Pick out every line in the material below that contains the word "LAWLING" and copy each of those lines.

• Input rows:
+ + + + +
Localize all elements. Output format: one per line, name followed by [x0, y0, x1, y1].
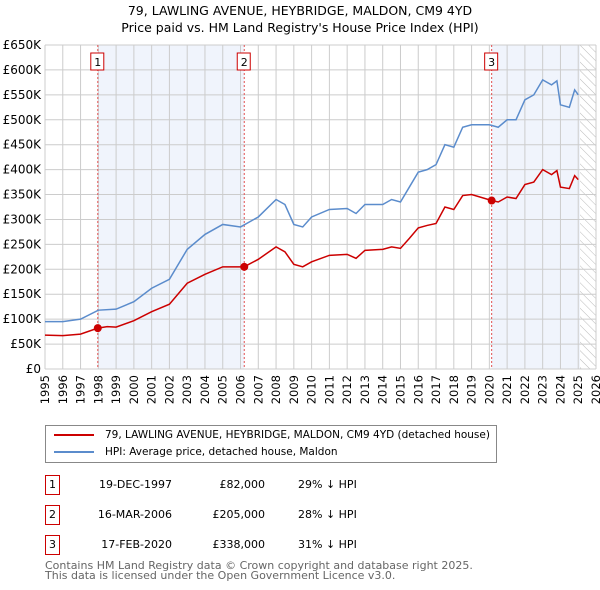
legend-hpi: HPI: Average price, detached house, Mald…	[54, 446, 338, 458]
x-tick-label: 2005	[216, 375, 230, 404]
y-tick-label: £150K	[3, 287, 43, 301]
x-tick-label: 2002	[162, 375, 176, 404]
x-tick-label: 1998	[91, 375, 105, 404]
future-hatch	[580, 45, 596, 369]
sale-label: 2	[241, 56, 248, 69]
sale-price: £205,000	[212, 508, 266, 521]
sale-label-box	[236, 52, 251, 71]
x-tick-label: 2000	[127, 375, 141, 404]
x-tick-label: 1999	[109, 375, 123, 404]
y-tick-label: £250K	[3, 237, 43, 251]
x-tick-label: 2009	[287, 375, 301, 404]
x-tick-label: 2008	[269, 375, 283, 404]
sale-label: 3	[488, 56, 495, 69]
blue-line-icon	[54, 451, 94, 453]
transaction-row: 2 16-MAR-2006 £205,000 28% ↓ HPI	[45, 505, 505, 525]
sale-point	[93, 324, 102, 333]
x-tick-label: 2022	[518, 375, 532, 404]
x-tick-label: 1995	[38, 375, 52, 404]
y-tick-label: £0	[26, 362, 41, 376]
y-tick-label: £300K	[3, 212, 43, 226]
x-tick-label: 2019	[465, 375, 479, 404]
sale-price: £82,000	[219, 478, 266, 491]
y-tick-label: £500K	[3, 113, 43, 127]
sale-hpi-diff: 28% ↓ HPI	[298, 508, 357, 521]
transaction-row: 1 19-DEC-1997 £82,000 29% ↓ HPI	[45, 475, 505, 495]
transaction-row: 3 17-FEB-2020 £338,000 31% ↓ HPI	[45, 535, 505, 555]
y-tick-label: £350K	[3, 188, 43, 202]
x-tick-label: 2003	[180, 375, 194, 404]
y-tick-label: £200K	[3, 262, 43, 276]
sale-date: 16-MAR-2006	[97, 508, 172, 521]
x-tick-label: 2013	[358, 375, 372, 404]
x-tick-label: 2020	[482, 375, 496, 404]
x-tick-label: 2006	[234, 375, 248, 404]
chart-title: 79, LAWLING AVENUE, HEYBRIDGE, MALDON, C…	[127, 3, 473, 18]
legend-property: 79, LAWLING AVENUE, HEYBRIDGE, MALDON, C…	[54, 429, 490, 441]
sale-label: 1	[94, 56, 101, 69]
sale-number-badge: 3	[45, 535, 60, 555]
y-tick-label: £550K	[3, 88, 43, 102]
x-tick-label: 2023	[536, 375, 550, 404]
sale-point	[240, 262, 249, 271]
sale-number-badge: 2	[45, 505, 60, 525]
y-tick-label: £600K	[3, 63, 43, 77]
footer-line: Contains HM Land Registry data © Crown c…	[45, 559, 473, 572]
legend-label: 79, LAWLING AVENUE, HEYBRIDGE, MALDON, C…	[105, 429, 490, 441]
x-tick-label: 1996	[56, 375, 70, 404]
sale-date: 17-FEB-2020	[101, 538, 172, 551]
red-line-icon	[54, 434, 94, 436]
shaded-period	[97, 45, 245, 369]
x-tick-label: 2011	[322, 375, 336, 404]
x-tick-label: 2004	[198, 375, 212, 404]
sale-point	[487, 196, 496, 205]
x-tick-label: 2012	[340, 375, 354, 404]
y-tick-label: £450K	[3, 138, 43, 152]
hpi-line	[45, 78, 579, 323]
y-tick-label: £50K	[10, 337, 42, 351]
x-tick-label: 2015	[393, 375, 407, 404]
legend: 79, LAWLING AVENUE, HEYBRIDGE, MALDON, C…	[45, 425, 497, 463]
footer: Contains HM Land Registry data © Crown c…	[45, 559, 473, 582]
sale-price: £338,000	[212, 538, 266, 551]
x-tick-label: 2025	[571, 375, 585, 404]
shaded-period	[491, 45, 581, 369]
x-tick-label: 2007	[251, 375, 265, 404]
x-tick-label: 2024	[553, 375, 567, 404]
legend-label: HPI: Average price, detached house, Mald…	[105, 446, 338, 458]
property-price-line	[44, 168, 579, 337]
y-tick-label: £100K	[3, 312, 43, 326]
sale-number-badge: 1	[45, 475, 60, 495]
x-tick-label: 2014	[376, 375, 390, 404]
x-tick-label: 2026	[589, 375, 600, 404]
x-tick-label: 2010	[305, 375, 319, 404]
sale-hpi-diff: 31% ↓ HPI	[298, 538, 357, 551]
y-tick-label: £400K	[3, 163, 43, 177]
x-tick-label: 2016	[411, 375, 425, 404]
footer-line: This data is licensed under the Open Gov…	[45, 569, 396, 582]
price-chart: 1995 1996 1997 1998 1999 2000 2001 2002 2003 2004…	[3, 38, 600, 404]
chart-subtitle: Price paid vs. HM Land Registry's House …	[121, 20, 479, 35]
sale-hpi-diff: 29% ↓ HPI	[298, 478, 357, 491]
x-tick-label: 1997	[74, 375, 88, 404]
sale-label-box	[484, 52, 499, 71]
x-tick-label: 2001	[145, 375, 159, 404]
sale-label-box	[90, 52, 105, 71]
sale-date: 19-DEC-1997	[98, 478, 172, 491]
y-tick-label: £650K	[3, 38, 43, 52]
x-tick-label: 2017	[429, 375, 443, 404]
x-tick-label: 2018	[447, 375, 461, 404]
x-tick-label: 2021	[500, 375, 514, 404]
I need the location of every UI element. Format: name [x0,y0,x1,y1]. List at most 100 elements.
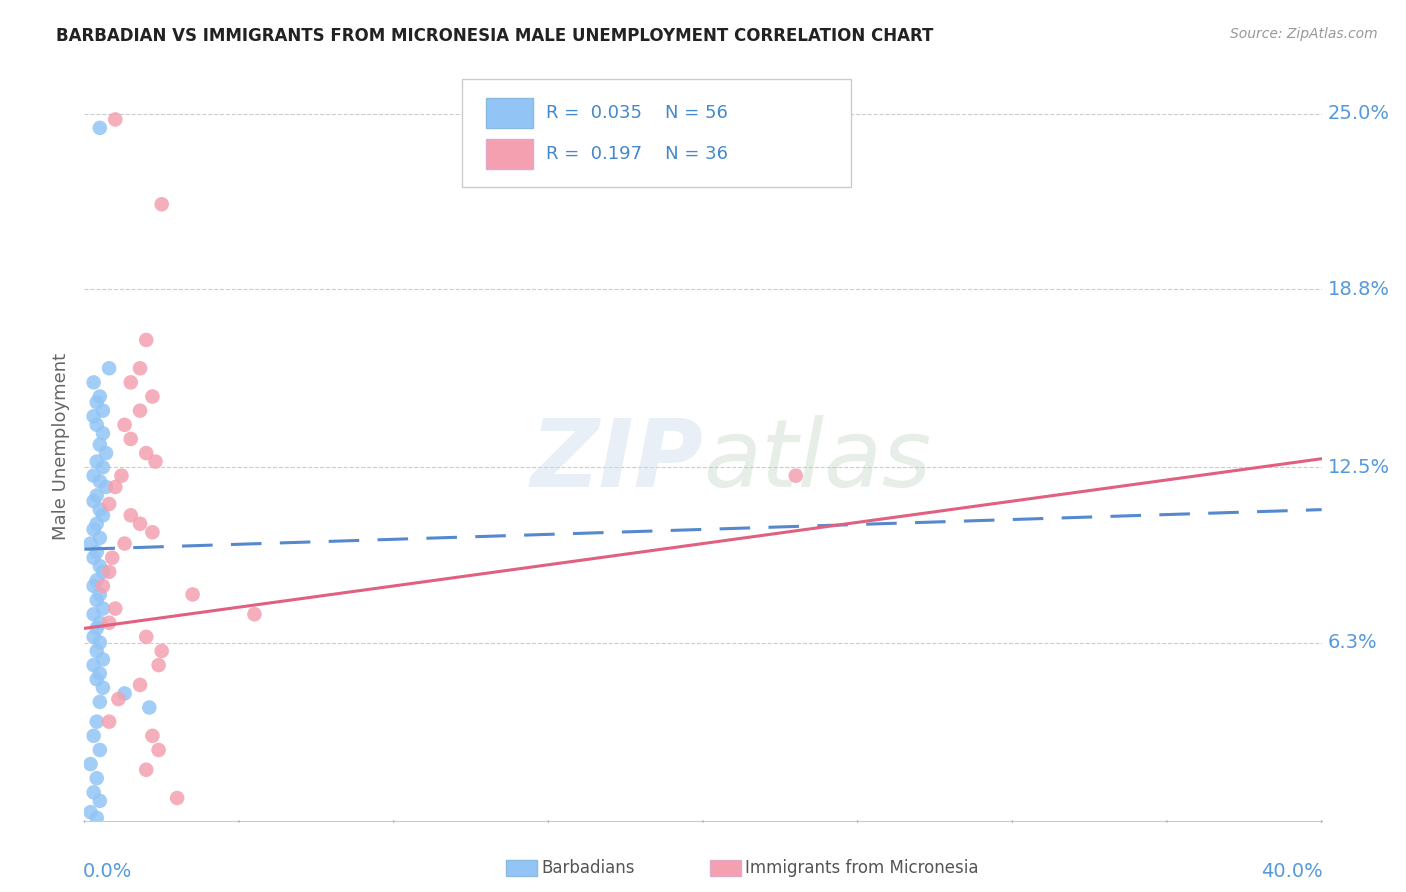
Point [86,488,108,502]
Text: Immigrants from Micronesia: Immigrants from Micronesia [745,859,979,877]
Point [148,658,170,673]
Text: BARBADIAN VS IMMIGRANTS FROM MICRONESIA MALE UNEMPLOYMENT CORRELATION CHART: BARBADIAN VS IMMIGRANTS FROM MICRONESIA … [56,27,934,45]
Point [89,743,111,757]
Point [98,615,121,630]
Point [98,565,121,579]
Point [98,714,121,729]
Point [86,574,108,588]
Point [83,630,105,644]
FancyBboxPatch shape [461,78,852,187]
Text: 18.8%: 18.8% [1327,279,1389,299]
Point [135,763,157,777]
Point [89,390,111,404]
Point [110,468,132,483]
Point [150,644,173,658]
Point [89,559,111,574]
Point [79,757,101,772]
Point [104,480,127,494]
Point [98,497,121,511]
Y-axis label: Male Unemployment: Male Unemployment [52,352,70,540]
Point [114,686,136,700]
Point [83,550,105,565]
Point [83,523,105,537]
Point [243,607,266,622]
Point [83,494,105,508]
Point [98,361,121,376]
Point [135,333,157,347]
Text: 12.5%: 12.5% [1327,458,1391,476]
Point [83,785,105,799]
Point [83,579,105,593]
Point [120,432,142,446]
Point [94,480,117,494]
Point [89,531,111,545]
Point [114,417,136,432]
Point [91,508,114,523]
Point [89,587,111,601]
Point [86,593,108,607]
Point [129,361,152,376]
Point [83,376,105,390]
Point [89,794,111,808]
Point [86,714,108,729]
Point [785,468,807,483]
Point [141,390,163,404]
Point [86,516,108,531]
Point [86,673,108,687]
Point [129,403,152,417]
Text: 25.0%: 25.0% [1327,104,1389,123]
Point [89,475,111,489]
Point [129,516,152,531]
Point [89,437,111,451]
Point [89,666,111,681]
Point [135,630,157,644]
Point [91,652,114,666]
Bar [486,97,533,128]
Point [120,376,142,390]
Point [83,409,105,424]
Point [83,658,105,673]
Point [91,681,114,695]
Point [79,805,101,819]
Point [150,197,173,211]
Point [89,635,111,649]
Point [181,587,204,601]
Point [86,811,108,825]
Point [86,454,108,468]
Point [83,607,105,622]
Text: Source: ZipAtlas.com: Source: ZipAtlas.com [1230,27,1378,41]
Point [91,426,114,441]
Point [86,417,108,432]
Point [89,615,111,630]
Point [166,791,188,805]
Point [83,729,105,743]
Point [120,508,142,523]
Text: 0.0%: 0.0% [83,862,132,881]
Point [141,525,163,540]
Point [91,403,114,417]
Bar [486,139,533,169]
Point [86,395,108,409]
Text: 6.3%: 6.3% [1327,633,1378,652]
Point [107,692,129,706]
Point [86,771,108,785]
Point [91,460,114,475]
Point [86,545,108,559]
Point [89,502,111,516]
Text: R =  0.035    N = 56: R = 0.035 N = 56 [546,103,728,121]
Point [145,454,167,468]
Point [91,601,114,615]
Point [91,579,114,593]
Text: Barbadians: Barbadians [541,859,636,877]
Point [114,536,136,550]
Text: atlas: atlas [703,416,931,507]
Point [104,112,127,127]
Point [101,550,124,565]
Point [89,695,111,709]
Point [138,700,160,714]
Point [91,565,114,579]
Point [104,601,127,615]
Point [94,446,117,460]
Text: ZIP: ZIP [530,415,703,507]
Point [79,536,101,550]
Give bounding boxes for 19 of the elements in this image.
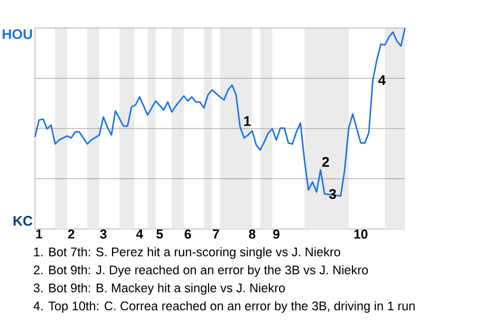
text: KC	[14, 216, 32, 226]
annotation: 4	[378, 75, 386, 85]
x-tick-label: 1	[36, 230, 42, 238]
x-tick-label: 6	[184, 230, 191, 239]
text: 4. Top 10th: C. Correa reached on an error by the 3B, driving in 1 run	[33, 301, 415, 313]
text: 1. Bot 7th: S. Perez hit a run-scoring single vs J. Niekro	[34, 247, 340, 259]
annotation: 2	[322, 156, 329, 167]
x-tick-label: 10	[354, 230, 368, 239]
text: HOU	[2, 29, 32, 40]
annotation: 1	[244, 116, 251, 126]
x-tick-label: 8	[248, 230, 256, 239]
x-tick-label: 7	[212, 230, 220, 238]
x-tick-label: 2	[68, 230, 74, 239]
x-tick-label: 3	[100, 230, 107, 239]
text: 3. Bot 9th: B. Mackey hit a single vs J. Niekro	[34, 283, 285, 295]
x-tick-label: 9	[273, 230, 280, 239]
x-tick-label: 4	[136, 230, 144, 238]
x-tick-label: 5	[156, 230, 163, 239]
text: 2. Bot 9th: J. Dye reached on an error by the 3B vs J. Niekro	[34, 265, 368, 277]
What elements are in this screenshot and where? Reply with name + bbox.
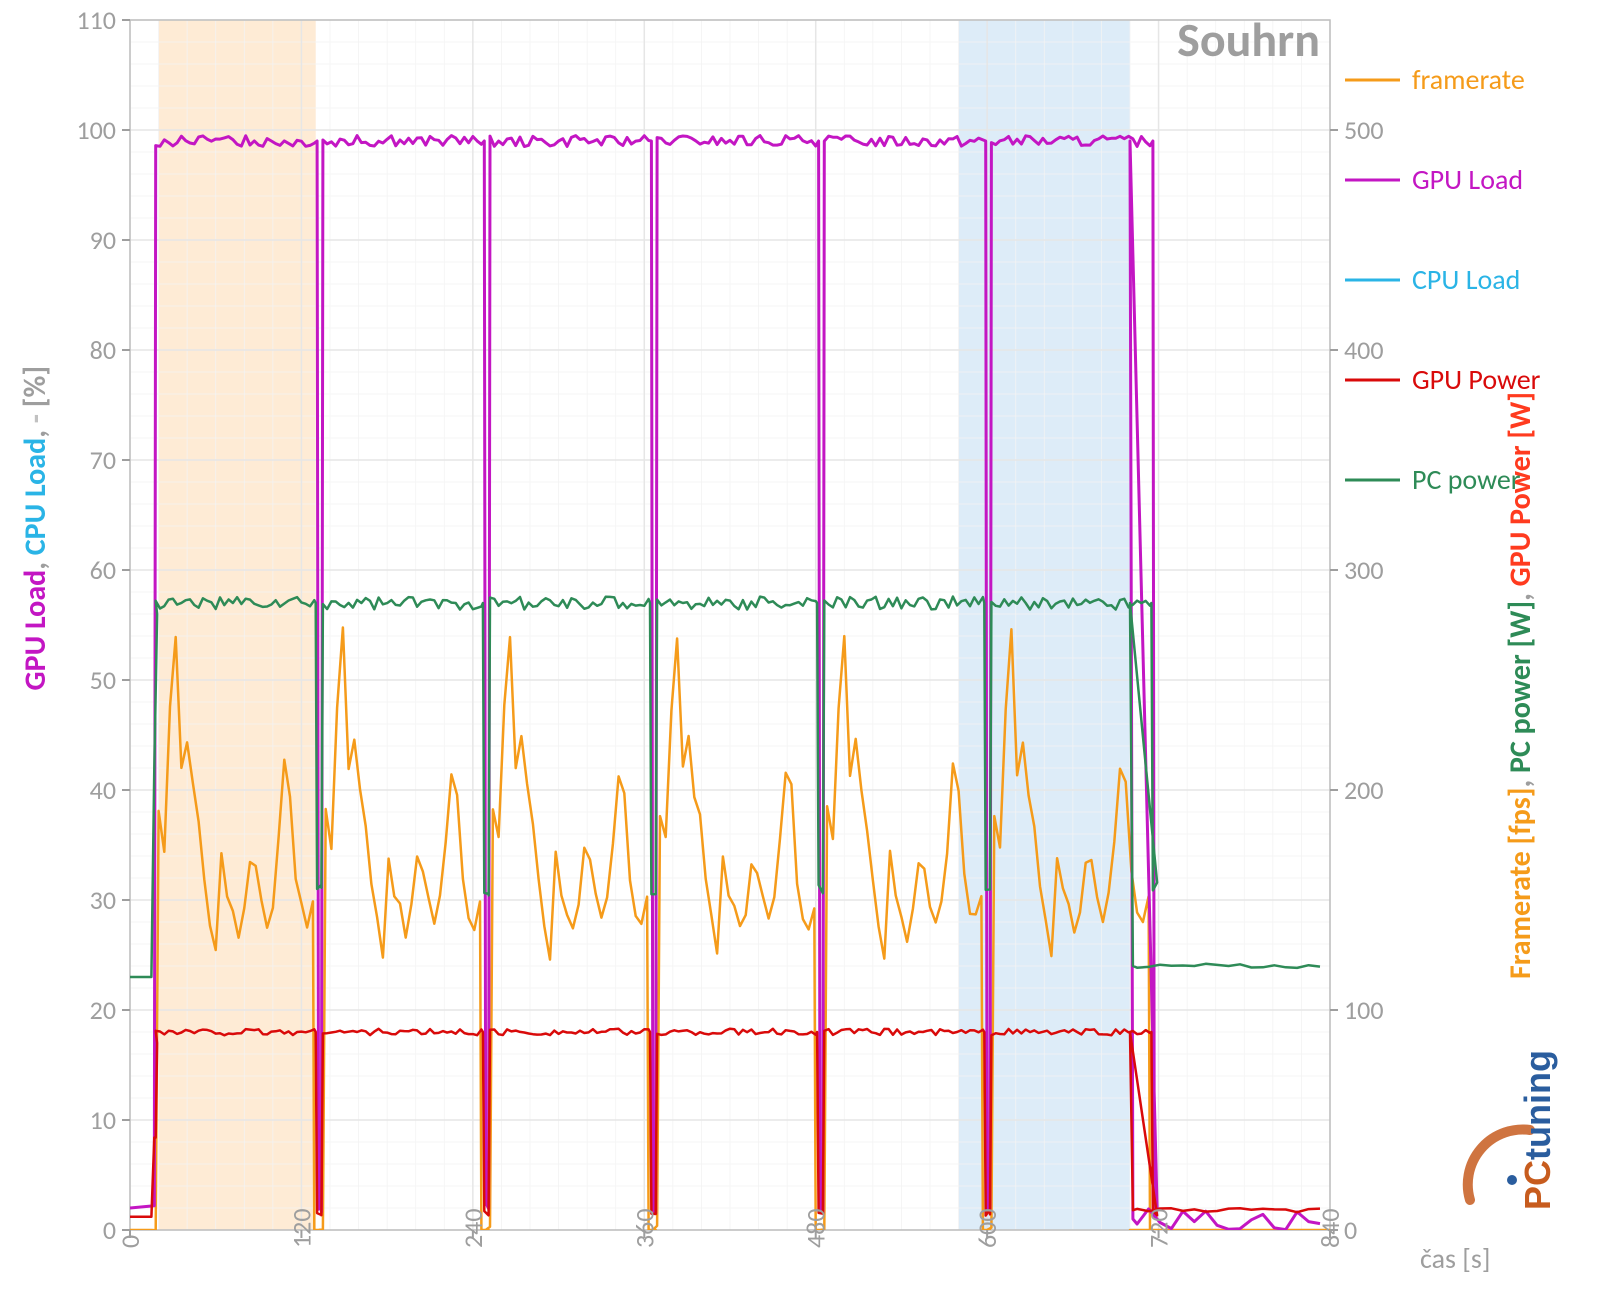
+ + + + +
• Reply to the task:
chart-title: 79, LAWLING AVENUE, HEYBRIDGE, MALDON, C…	[127, 3, 473, 18]
legend-property: 79, LAWLING AVENUE, HEYBRIDGE, MALDON, C…	[54, 429, 490, 441]
legend-label: 79, LAWLING AVENUE, HEYBRIDGE, MALDON, C…	[105, 429, 490, 441]
legend: 79, LAWLING AVENUE, HEYBRIDGE, MALDON, C…	[45, 425, 497, 463]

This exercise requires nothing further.